Records from a dataset
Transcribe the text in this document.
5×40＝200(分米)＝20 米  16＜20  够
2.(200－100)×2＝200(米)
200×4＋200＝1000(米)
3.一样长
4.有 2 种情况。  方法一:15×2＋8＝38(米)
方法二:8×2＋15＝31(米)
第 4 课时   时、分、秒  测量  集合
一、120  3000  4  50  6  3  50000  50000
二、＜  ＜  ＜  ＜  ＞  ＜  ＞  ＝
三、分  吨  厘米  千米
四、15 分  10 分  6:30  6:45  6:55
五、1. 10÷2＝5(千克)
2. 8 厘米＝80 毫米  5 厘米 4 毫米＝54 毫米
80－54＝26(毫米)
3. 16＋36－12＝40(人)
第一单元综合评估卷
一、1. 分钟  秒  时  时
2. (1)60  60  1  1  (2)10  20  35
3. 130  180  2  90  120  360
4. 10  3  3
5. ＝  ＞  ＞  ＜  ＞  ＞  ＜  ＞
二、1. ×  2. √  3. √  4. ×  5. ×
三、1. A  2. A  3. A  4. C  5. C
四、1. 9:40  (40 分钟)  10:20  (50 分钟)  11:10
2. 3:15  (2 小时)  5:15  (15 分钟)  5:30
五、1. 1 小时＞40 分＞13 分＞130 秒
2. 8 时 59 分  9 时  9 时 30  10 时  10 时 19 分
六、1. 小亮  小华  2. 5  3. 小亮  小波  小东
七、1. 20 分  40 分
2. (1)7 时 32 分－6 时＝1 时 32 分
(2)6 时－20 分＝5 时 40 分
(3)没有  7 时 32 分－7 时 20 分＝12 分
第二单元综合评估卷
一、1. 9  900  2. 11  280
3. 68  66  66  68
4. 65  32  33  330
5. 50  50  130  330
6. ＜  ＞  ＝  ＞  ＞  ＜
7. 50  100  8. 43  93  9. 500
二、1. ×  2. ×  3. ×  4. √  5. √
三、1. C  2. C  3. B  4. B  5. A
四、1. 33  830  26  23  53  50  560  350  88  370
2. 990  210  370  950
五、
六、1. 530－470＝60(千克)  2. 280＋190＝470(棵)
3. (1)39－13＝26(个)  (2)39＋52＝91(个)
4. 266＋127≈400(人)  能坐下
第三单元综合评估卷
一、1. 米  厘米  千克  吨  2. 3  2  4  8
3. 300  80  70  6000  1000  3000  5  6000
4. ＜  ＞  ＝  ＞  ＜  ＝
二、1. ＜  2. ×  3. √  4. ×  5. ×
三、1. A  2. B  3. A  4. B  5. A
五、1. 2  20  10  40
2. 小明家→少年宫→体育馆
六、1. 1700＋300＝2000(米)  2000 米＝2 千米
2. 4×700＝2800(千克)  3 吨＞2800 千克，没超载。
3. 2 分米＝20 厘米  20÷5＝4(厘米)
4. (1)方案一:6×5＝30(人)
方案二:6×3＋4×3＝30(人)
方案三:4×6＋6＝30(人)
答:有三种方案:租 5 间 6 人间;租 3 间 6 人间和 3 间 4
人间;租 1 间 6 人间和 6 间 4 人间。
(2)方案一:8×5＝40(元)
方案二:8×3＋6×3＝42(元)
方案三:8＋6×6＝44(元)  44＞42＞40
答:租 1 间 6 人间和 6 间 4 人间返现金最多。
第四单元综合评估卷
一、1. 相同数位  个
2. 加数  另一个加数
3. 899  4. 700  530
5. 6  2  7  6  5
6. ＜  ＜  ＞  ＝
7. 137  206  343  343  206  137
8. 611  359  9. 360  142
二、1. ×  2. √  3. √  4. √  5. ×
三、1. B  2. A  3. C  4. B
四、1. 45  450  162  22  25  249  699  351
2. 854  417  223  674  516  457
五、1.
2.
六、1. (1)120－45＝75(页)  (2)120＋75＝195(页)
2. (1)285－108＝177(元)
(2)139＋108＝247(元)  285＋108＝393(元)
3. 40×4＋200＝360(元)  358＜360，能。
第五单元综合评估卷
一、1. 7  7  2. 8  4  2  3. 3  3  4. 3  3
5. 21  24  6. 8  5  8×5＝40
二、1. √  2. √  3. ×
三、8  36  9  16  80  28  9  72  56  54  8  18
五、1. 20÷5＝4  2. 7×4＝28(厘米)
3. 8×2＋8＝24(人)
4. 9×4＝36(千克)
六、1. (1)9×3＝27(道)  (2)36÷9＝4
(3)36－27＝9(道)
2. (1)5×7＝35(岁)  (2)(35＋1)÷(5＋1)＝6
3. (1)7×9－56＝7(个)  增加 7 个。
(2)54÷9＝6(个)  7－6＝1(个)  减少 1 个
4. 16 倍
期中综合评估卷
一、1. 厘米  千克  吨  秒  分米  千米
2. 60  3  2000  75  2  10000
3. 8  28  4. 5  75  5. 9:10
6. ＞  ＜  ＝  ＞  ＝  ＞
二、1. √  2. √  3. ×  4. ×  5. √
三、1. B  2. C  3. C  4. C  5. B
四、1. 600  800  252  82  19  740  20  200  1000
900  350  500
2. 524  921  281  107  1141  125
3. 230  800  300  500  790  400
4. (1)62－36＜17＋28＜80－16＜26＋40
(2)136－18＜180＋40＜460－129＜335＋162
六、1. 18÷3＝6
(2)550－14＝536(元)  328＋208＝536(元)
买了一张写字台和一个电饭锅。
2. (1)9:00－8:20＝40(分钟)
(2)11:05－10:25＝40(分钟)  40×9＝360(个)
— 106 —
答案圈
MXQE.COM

> **Job**
Nothing in the data may differ; print all of it exactly as written.

> **Problem solution**
Transcribe the text in this document.
5×40＝200(分米)＝20 米  16＜20  够
2.(200－100)×2＝200(米)
200×4＋200＝1000(米)
3.一样长
4.有 2 种情况。  方法一:15×2＋8＝38(米)
方法二:8×2＋15＝31(米)
第 4 课时   时、分、秒  测量  集合
一、120  3000  4  50  6  3  50000  50000
二、＜  ＜  ＜  ＜  ＞  ＜  ＞  ＝
三、分  吨  厘米  千米
四、15 分  10 分  6:30  6:45  6:55
五、1. 10÷2＝5(千克)
2. 8 厘米＝80 毫米  5 厘米 4 毫米＝54 毫米
80－54＝26(毫米)
3. 16＋36－12＝40(人)
第一单元综合评估卷
一、1. 分钟  秒  时  时
2. (1)60  60  1  1  (2)10  20  35
3. 130  180  2  90  120  360
4. 10  3  3
5. ＝  ＞  ＞  ＜  ＞  ＞  ＜  ＞
二、1. ×  2. √  3. √  4. ×  5. ×
三、1. A  2. A  3. A  4. C  5. C
四、1. 9:40  (40 分钟)  10:20  (50 分钟)  11:10
2. 3:15  (2 小时)  5:15  (15 分钟)  5:30
五、1. 1 小时＞40 分＞13 分＞130 秒
2. 8 时 59 分  9 时  9 时 30  10 时  10 时 19 分
六、1. 小亮  小华  2. 5  3. 小亮  小波  小东
七、1. 20 分  40 分
2. (1)7 时 32 分－6 时＝1 时 32 分
(2)6 时－20 分＝5 时 40 分
(3)没有  7 时 32 分－7 时 20 分＝12 分
第二单元综合评估卷
一、1. 9  900  2. 11  280
3. 68  66  66  68
4. 65  32  33  330
5. 50  50  130  330
6. ＜  ＞  ＝  ＞  ＞  ＜
7. 50  100  8. 43  93  9. 500
二、1. ×  2. ×  3. ×  4. √  5. √
三、1. C  2. C  3. B  4. B  5. A
四、1. 33  830  26  23  53  50  560  350  88  370
2. 990  210  370  950
五、
六、1. 530－470＝60(千克)  2. 280＋190＝470(棵)
3. (1)39－13＝26(个)  (2)39＋52＝91(个)
4. 266＋127≈400(人)  能坐下
第三单元综合评估卷
一、1. 米  厘米  千克  吨  2. 3  2  4  8
3. 300  80  70  6000  1000  3000  5  6000
4. ＜  ＞  ＝  ＞  ＜  ＝
二、1. ＜  2. ×  3. √  4. ×  5. ×
三、1. A  2. B  3. A  4. B  5. A
五、1. 2  20  10  40
2. 小明家→少年宫→体育馆
六、1. 1700＋300＝2000(米)  2000 米＝2 千米
2. 4×700＝2800(千克)  3 吨＞2800 千克，没超载。
3. 2 分米＝20 厘米  20÷5＝4(厘米)
4. (1)方案一:6×5＝30(人)
方案二:6×3＋4×3＝30(人)
方案三:4×6＋6＝30(人)
答:有三种方案:租 5 间 6 人间;租 3 间 6 人间和 3 间 4
人间;租 1 间 6 人间和 6 间 4 人间。
(2)方案一:8×5＝40(元)
方案二:8×3＋6×3＝42(元)
方案三:8＋6×6＝44(元)  44＞42＞40
答:租 1 间 6 人间和 6 间 4 人间返现金最多。
第四单元综合评估卷
一、1. 相同数位  个
2. 加数  另一个加数
3. 899  4. 700  530
5. 6  2  7  6  5
6. ＜  ＜  ＞  ＝
7. 137  206  343  343  206  137
8. 611  359  9. 360  142
二、1. ×  2. √  3. √  4. √  5. ×
三、1. B  2. A  3. C  4. B
四、1. 45  450  162  22  25  249  699  351
2. 854  417  223  674  516  457
五、1.
2.
六、1. (1)120－45＝75(页)  (2)120＋75＝195(页)
2. (1)285－108＝177(元)
(2)139＋108＝247(元)  285＋108＝393(元)
3. 40×4＋200＝360(元)  358＜360，能。
第五单元综合评估卷
一、1. 7  7  2. 8  4  2  3. 3  3  4. 3  3
5. 21  24  6. 8  5  8×5＝40
二、1. √  2. √  3. ×
三、8  36  9  16  80  28  9  72  56  54  8  18
五、1. 20÷5＝4  2. 7×4＝28(厘米)
3. 8×2＋8＝24(人)
4. 9×4＝36(千克)
六、1. (1)9×3＝27(道)  (2)36÷9＝4
(3)36－27＝9(道)
2. (1)5×7＝35(岁)  (2)(35＋1)÷(5＋1)＝6
3. (1)7×9－56＝7(个)  增加 7 个。
(2)54÷9＝6(个)  7－6＝1(个)  减少 1 个
4. 16 倍
期中综合评估卷
一、1. 厘米  千克  吨  秒  分米  千米
2. 60  3  2000  75  2  10000
3. 8  28  4. 5  75  5. 9:10
6. ＞  ＜  ＝  ＞  ＝  ＞
二、1. √  2. √  3. ×  4. ×  5. √
三、1. B  2. C  3. C  4. C  5. B
四、1. 600  800  252  82  19  740  20  200  1000
900  350  500
2. 524  921  281  107  1141  125
3. 230  800  300  500  790  400
4. (1)62－36＜17＋28＜80－16＜26＋40
(2)136－18＜180＋40＜460－129＜335＋162
六、1. 18÷3＝6
(2)550－14＝536(元)  328＋208＝536(元)
买了一张写字台和一个电饭锅。
2. (1)9:00－8:20＝40(分钟)
(2)11:05－10:25＝40(分钟)  40×9＝360(个)
— 106 —
答案圈
MXQE.COM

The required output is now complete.